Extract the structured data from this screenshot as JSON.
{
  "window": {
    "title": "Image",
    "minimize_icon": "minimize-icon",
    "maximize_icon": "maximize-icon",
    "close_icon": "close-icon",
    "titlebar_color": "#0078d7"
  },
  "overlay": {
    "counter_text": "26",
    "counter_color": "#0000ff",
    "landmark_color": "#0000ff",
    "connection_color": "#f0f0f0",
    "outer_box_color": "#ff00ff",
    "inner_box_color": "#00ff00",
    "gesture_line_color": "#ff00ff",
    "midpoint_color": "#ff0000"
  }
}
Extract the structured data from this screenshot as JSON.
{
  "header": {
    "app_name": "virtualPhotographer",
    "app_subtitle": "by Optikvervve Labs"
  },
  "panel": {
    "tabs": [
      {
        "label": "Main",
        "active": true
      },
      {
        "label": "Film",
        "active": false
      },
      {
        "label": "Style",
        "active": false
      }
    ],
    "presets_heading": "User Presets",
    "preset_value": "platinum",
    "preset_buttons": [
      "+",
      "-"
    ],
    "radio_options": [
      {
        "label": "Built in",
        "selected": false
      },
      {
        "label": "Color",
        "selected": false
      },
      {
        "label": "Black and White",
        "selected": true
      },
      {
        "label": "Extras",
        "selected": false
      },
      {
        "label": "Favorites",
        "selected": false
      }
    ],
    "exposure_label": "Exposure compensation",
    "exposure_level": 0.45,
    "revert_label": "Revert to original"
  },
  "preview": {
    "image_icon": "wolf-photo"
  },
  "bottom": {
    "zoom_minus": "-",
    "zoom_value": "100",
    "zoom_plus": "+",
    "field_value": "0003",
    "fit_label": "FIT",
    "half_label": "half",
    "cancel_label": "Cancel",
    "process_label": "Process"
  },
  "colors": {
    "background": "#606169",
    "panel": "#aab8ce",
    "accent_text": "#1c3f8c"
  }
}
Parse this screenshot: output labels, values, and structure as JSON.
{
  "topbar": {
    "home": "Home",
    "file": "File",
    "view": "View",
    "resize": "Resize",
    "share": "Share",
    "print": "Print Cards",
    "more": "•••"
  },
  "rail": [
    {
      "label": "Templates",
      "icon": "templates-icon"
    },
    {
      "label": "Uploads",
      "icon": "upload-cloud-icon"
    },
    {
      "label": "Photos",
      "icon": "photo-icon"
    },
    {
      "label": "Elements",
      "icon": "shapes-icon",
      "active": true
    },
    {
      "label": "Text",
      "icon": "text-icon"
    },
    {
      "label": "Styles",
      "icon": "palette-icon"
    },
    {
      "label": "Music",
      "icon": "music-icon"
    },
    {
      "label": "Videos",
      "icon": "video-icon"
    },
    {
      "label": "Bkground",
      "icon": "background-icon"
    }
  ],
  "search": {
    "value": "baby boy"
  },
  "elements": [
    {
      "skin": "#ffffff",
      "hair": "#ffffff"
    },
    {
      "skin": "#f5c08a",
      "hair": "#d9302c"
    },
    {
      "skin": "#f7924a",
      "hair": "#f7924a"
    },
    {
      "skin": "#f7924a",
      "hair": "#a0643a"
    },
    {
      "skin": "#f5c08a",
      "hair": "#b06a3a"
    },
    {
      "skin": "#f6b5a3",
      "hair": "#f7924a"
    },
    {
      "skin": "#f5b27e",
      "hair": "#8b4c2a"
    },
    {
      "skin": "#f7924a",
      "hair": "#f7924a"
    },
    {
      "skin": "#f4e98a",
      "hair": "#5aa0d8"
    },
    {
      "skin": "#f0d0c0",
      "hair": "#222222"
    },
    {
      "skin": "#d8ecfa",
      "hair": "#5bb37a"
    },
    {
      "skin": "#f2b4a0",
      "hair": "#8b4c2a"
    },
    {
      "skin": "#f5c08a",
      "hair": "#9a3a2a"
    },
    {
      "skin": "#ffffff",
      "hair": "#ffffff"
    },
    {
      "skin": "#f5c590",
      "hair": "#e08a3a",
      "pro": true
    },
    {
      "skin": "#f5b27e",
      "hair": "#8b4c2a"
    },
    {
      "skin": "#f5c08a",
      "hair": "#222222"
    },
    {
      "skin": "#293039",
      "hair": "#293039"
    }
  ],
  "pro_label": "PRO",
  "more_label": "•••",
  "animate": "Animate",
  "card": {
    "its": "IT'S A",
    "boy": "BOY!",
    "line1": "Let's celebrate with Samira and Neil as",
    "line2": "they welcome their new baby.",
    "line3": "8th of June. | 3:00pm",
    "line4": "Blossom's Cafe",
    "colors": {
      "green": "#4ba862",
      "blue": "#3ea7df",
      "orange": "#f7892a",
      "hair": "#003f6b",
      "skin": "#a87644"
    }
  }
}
══════════
### What is expected:
Copy out the data shown above without altering anything.

### The result:
Extract the structured data from this screenshot as JSON.
{
  "window": {
    "title": "Image",
    "minimize_icon": "minimize-icon",
    "maximize_icon": "maximize-icon",
    "close_icon": "close-icon",
    "titlebar_color": "#0078d7"
  },
  "overlay": {
    "counter_text": "26",
    "counter_color": "#0000ff",
    "landmark_color": "#0000ff",
    "connection_color": "#f0f0f0",
    "outer_box_color": "#ff00ff",
    "inner_box_color": "#00ff00",
    "gesture_line_color": "#ff00ff",
    "midpoint_color": "#ff0000"
  }
}
Extract the structured data from this screenshot as JSON.
{
  "header": {
    "app_name": "virtualPhotographer",
    "app_subtitle": "by Optikvervve Labs"
  },
  "panel": {
    "tabs": [
      {
        "label": "Main",
        "active": true
      },
      {
        "label": "Film",
        "active": false
      },
      {
        "label": "Style",
        "active": false
      }
    ],
    "presets_heading": "User Presets",
    "preset_value": "platinum",
    "preset_buttons": [
      "+",
      "-"
    ],
    "radio_options": [
      {
        "label": "Built in",
        "selected": false
      },
      {
        "label": "Color",
        "selected": false
      },
      {
        "label": "Black and White",
        "selected": true
      },
      {
        "label": "Extras",
        "selected": false
      },
      {
        "label": "Favorites",
        "selected": false
      }
    ],
    "exposure_label": "Exposure compensation",
    "exposure_level": 0.45,
    "revert_label": "Revert to original"
  },
  "preview": {
    "image_icon": "wolf-photo"
  },
  "bottom": {
    "zoom_minus": "-",
    "zoom_value": "100",
    "zoom_plus": "+",
    "field_value": "0003",
    "fit_label": "FIT",
    "half_label": "half",
    "cancel_label": "Cancel",
    "process_label": "Process"
  },
  "colors": {
    "background": "#606169",
    "panel": "#aab8ce",
    "accent_text": "#1c3f8c"
  }
}
Parse this screenshot: output labels, values, and structure as JSON.
{
  "topbar": {
    "home": "Home",
    "file": "File",
    "view": "View",
    "resize": "Resize",
    "share": "Share",
    "print": "Print Cards",
    "more": "•••"
  },
  "rail": [
    {
      "label": "Templates",
      "icon": "templates-icon"
    },
    {
      "label": "Uploads",
      "icon": "upload-cloud-icon"
    },
    {
      "label": "Photos",
      "icon": "photo-icon"
    },
    {
      "label": "Elements",
      "icon": "shapes-icon",
      "active": true
    },
    {
      "label": "Text",
      "icon": "text-icon"
    },
    {
      "label": "Styles",
      "icon": "palette-icon"
    },
    {
      "label": "Music",
      "icon": "music-icon"
    },
    {
      "label": "Videos",
      "icon": "video-icon"
    },
    {
      "label": "Bkground",
      "icon": "background-icon"
    }
  ],
  "search": {
    "value": "baby boy"
  },
  "elements": [
    {
      "skin": "#ffffff",
      "hair": "#ffffff"
    },
    {
      "skin": "#f5c08a",
      "hair": "#d9302c"
    },
    {
      "skin": "#f7924a",
      "hair": "#f7924a"
    },
    {
      "skin": "#f7924a",
      "hair": "#a0643a"
    },
    {
      "skin": "#f5c08a",
      "hair": "#b06a3a"
    },
    {
      "skin": "#f6b5a3",
      "hair": "#f7924a"
    },
    {
      "skin": "#f5b27e",
      "hair": "#8b4c2a"
    },
    {
      "skin": "#f7924a",
      "hair": "#f7924a"
    },
    {
      "skin": "#f4e98a",
      "hair": "#5aa0d8"
    },
    {
      "skin": "#f0d0c0",
      "hair": "#222222"
    },
    {
      "skin": "#d8ecfa",
      "hair": "#5bb37a"
    },
    {
      "skin": "#f2b4a0",
      "hair": "#8b4c2a"
    },
    {
      "skin": "#f5c08a",
      "hair": "#9a3a2a"
    },
    {
      "skin": "#ffffff",
      "hair": "#ffffff"
    },
    {
      "skin": "#f5c590",
      "hair": "#e08a3a",
      "pro": true
    },
    {
      "skin": "#f5b27e",
      "hair": "#8b4c2a"
    },
    {
      "skin": "#f5c08a",
      "hair": "#222222"
    },
    {
      "skin": "#293039",
      "hair": "#293039"
    }
  ],
  "pro_label": "PRO",
  "more_label": "•••",
  "animate": "Animate",
  "card": {
    "its": "IT'S A",
    "boy": "BOY!",
    "line1": "Let's celebrate with Samira and Neil as",
    "line2": "they welcome their new baby.",
    "line3": "8th of June. | 3:00pm",
    "line4": "Blossom's Cafe",
    "colors": {
      "green": "#4ba862",
      "blue": "#3ea7df",
      "orange": "#f7892a",
      "hair": "#003f6b",
      "skin": "#a87644"
    }
  }
}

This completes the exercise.